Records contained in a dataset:
═══

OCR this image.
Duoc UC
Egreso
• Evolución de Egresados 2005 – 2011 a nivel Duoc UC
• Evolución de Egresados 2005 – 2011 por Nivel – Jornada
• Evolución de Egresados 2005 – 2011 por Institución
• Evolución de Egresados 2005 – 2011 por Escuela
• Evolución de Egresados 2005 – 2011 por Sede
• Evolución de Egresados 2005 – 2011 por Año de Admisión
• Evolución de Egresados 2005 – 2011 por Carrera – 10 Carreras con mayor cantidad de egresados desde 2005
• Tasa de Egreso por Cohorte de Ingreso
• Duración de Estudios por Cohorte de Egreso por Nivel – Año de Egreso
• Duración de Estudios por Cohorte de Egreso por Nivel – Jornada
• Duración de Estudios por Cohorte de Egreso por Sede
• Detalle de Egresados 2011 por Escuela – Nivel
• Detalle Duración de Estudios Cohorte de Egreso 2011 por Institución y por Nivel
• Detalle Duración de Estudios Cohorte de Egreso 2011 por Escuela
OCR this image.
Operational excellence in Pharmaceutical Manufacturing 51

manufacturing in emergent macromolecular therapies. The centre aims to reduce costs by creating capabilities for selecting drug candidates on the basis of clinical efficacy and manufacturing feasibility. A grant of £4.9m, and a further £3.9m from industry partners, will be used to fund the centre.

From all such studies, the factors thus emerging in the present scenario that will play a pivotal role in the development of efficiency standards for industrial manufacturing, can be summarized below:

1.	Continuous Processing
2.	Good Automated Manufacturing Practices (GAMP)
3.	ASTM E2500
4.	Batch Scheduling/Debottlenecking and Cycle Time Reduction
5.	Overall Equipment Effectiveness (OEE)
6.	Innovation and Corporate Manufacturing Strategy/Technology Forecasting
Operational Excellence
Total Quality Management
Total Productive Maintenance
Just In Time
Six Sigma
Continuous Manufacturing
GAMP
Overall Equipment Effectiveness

═══

§ Exercise requirements
Search the entries for the string "Duración" and collect each line that has it.

§ Exercise answer
• Duración de Estudios por Cohorte de Egreso por Nivel – Año de Egreso
• Duración de Estudios por Cohorte de Egreso por Nivel – Jornada
• Duración de Estudios por Cohorte de Egreso por Sede
• Detalle Duración de Estudios Cohorte de Egreso 2011 por Institución y por Nivel
• Detalle Duración de Estudios Cohorte de Egreso 2011 por Escuela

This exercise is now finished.